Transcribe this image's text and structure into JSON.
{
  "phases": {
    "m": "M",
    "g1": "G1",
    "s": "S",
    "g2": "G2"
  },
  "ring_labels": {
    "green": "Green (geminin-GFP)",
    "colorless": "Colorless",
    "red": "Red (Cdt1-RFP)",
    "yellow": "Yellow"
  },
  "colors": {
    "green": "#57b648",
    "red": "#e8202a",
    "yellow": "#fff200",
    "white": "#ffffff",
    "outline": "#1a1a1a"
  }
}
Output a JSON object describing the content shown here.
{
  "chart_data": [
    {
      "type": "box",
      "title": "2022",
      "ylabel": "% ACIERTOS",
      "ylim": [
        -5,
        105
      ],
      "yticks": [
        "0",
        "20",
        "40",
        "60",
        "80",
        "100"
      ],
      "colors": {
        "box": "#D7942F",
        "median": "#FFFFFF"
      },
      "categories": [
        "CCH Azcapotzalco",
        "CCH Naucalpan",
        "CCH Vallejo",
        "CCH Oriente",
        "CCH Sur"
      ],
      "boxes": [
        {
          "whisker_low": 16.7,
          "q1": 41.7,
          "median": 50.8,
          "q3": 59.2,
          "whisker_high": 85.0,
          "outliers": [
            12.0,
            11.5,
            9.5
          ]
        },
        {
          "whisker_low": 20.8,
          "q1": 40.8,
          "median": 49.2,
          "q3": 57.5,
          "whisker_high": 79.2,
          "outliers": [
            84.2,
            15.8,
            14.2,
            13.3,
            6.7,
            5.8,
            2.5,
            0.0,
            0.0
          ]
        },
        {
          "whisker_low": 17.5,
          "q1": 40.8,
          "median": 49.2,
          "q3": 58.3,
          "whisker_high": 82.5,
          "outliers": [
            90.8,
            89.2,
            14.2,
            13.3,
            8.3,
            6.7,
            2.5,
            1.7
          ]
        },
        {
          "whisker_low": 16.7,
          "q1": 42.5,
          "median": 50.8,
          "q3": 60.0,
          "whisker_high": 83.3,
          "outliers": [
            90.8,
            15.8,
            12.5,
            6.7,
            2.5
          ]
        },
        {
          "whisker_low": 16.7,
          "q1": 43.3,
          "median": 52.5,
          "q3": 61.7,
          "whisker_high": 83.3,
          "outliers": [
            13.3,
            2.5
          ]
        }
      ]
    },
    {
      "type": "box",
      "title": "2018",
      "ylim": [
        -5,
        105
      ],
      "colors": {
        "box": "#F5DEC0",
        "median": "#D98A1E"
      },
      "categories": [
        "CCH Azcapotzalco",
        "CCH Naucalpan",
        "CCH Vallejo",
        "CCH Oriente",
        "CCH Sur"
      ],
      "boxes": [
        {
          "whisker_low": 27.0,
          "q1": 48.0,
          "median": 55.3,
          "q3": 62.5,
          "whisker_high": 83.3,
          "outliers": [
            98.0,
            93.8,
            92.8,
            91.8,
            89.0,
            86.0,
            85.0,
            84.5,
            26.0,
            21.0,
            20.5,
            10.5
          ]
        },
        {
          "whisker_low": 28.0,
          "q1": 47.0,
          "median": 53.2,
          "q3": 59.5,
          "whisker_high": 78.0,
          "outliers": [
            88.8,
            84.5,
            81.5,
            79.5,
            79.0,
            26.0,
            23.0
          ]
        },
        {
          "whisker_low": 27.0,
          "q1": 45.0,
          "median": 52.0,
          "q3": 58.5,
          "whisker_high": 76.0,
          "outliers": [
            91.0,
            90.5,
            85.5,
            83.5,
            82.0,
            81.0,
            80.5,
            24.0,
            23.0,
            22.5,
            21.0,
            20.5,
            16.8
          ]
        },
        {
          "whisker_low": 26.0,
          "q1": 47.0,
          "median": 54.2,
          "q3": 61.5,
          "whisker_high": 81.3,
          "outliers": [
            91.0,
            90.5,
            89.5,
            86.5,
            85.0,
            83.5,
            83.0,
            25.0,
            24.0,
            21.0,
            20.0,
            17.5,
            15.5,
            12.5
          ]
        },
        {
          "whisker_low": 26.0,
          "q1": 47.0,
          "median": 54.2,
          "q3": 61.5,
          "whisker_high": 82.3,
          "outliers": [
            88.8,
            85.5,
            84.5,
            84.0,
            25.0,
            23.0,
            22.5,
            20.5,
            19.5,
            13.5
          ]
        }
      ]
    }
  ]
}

|---|

SHORT TASK: Take the entries above and transcribe them in full.

THE RESPONSE:
Transcribe this image's text and structure into JSON.
{
  "phases": {
    "m": "M",
    "g1": "G1",
    "s": "S",
    "g2": "G2"
  },
  "ring_labels": {
    "green": "Green (geminin-GFP)",
    "colorless": "Colorless",
    "red": "Red (Cdt1-RFP)",
    "yellow": "Yellow"
  },
  "colors": {
    "green": "#57b648",
    "red": "#e8202a",
    "yellow": "#fff200",
    "white": "#ffffff",
    "outline": "#1a1a1a"
  }
}
Output a JSON object describing the content shown here.
{
  "chart_data": [
    {
      "type": "box",
      "title": "2022",
      "ylabel": "% ACIERTOS",
      "ylim": [
        -5,
        105
      ],
      "yticks": [
        "0",
        "20",
        "40",
        "60",
        "80",
        "100"
      ],
      "colors": {
        "box": "#D7942F",
        "median": "#FFFFFF"
      },
      "categories": [
        "CCH Azcapotzalco",
        "CCH Naucalpan",
        "CCH Vallejo",
        "CCH Oriente",
        "CCH Sur"
      ],
      "boxes": [
        {
          "whisker_low": 16.7,
          "q1": 41.7,
          "median": 50.8,
          "q3": 59.2,
          "whisker_high": 85.0,
          "outliers": [
            12.0,
            11.5,
            9.5
          ]
        },
        {
          "whisker_low": 20.8,
          "q1": 40.8,
          "median": 49.2,
          "q3": 57.5,
          "whisker_high": 79.2,
          "outliers": [
            84.2,
            15.8,
            14.2,
            13.3,
            6.7,
            5.8,
            2.5,
            0.0,
            0.0
          ]
        },
        {
          "whisker_low": 17.5,
          "q1": 40.8,
          "median": 49.2,
          "q3": 58.3,
          "whisker_high": 82.5,
          "outliers": [
            90.8,
            89.2,
            14.2,
            13.3,
            8.3,
            6.7,
            2.5,
            1.7
          ]
        },
        {
          "whisker_low": 16.7,
          "q1": 42.5,
          "median": 50.8,
          "q3": 60.0,
          "whisker_high": 83.3,
          "outliers": [
            90.8,
            15.8,
            12.5,
            6.7,
            2.5
          ]
        },
        {
          "whisker_low": 16.7,
          "q1": 43.3,
          "median": 52.5,
          "q3": 61.7,
          "whisker_high": 83.3,
          "outliers": [
            13.3,
            2.5
          ]
        }
      ]
    },
    {
      "type": "box",
      "title": "2018",
      "ylim": [
        -5,
        105
      ],
      "colors": {
        "box": "#F5DEC0",
        "median": "#D98A1E"
      },
      "categories": [
        "CCH Azcapotzalco",
        "CCH Naucalpan",
        "CCH Vallejo",
        "CCH Oriente",
        "CCH Sur"
      ],
      "boxes": [
        {
          "whisker_low": 27.0,
          "q1": 48.0,
          "median": 55.3,
          "q3": 62.5,
          "whisker_high": 83.3,
          "outliers": [
            98.0,
            93.8,
            92.8,
            91.8,
            89.0,
            86.0,
            85.0,
            84.5,
            26.0,
            21.0,
            20.5,
            10.5
          ]
        },
        {
          "whisker_low": 28.0,
          "q1": 47.0,
          "median": 53.2,
          "q3": 59.5,
          "whisker_high": 78.0,
          "outliers": [
            88.8,
            84.5,
            81.5,
            79.5,
            79.0,
            26.0,
            23.0
          ]
        },
        {
          "whisker_low": 27.0,
          "q1": 45.0,
          "median": 52.0,
          "q3": 58.5,
          "whisker_high": 76.0,
          "outliers": [
            91.0,
            90.5,
            85.5,
            83.5,
            82.0,
            81.0,
            80.5,
            24.0,
            23.0,
            22.5,
            21.0,
            20.5,
            16.8
          ]
        },
        {
          "whisker_low": 26.0,
          "q1": 47.0,
          "median": 54.2,
          "q3": 61.5,
          "whisker_high": 81.3,
          "outliers": [
            91.0,
            90.5,
            89.5,
            86.5,
            85.0,
            83.5,
            83.0,
            25.0,
            24.0,
            21.0,
            20.0,
            17.5,
            15.5,
            12.5
          ]
        },
        {
          "whisker_low": 26.0,
          "q1": 47.0,
          "median": 54.2,
          "q3": 61.5,
          "whisker_high": 82.3,
          "outliers": [
            88.8,
            85.5,
            84.5,
            84.0,
            25.0,
            23.0,
            22.5,
            20.5,
            19.5,
            13.5
          ]
        }
      ]
    }
  ]
}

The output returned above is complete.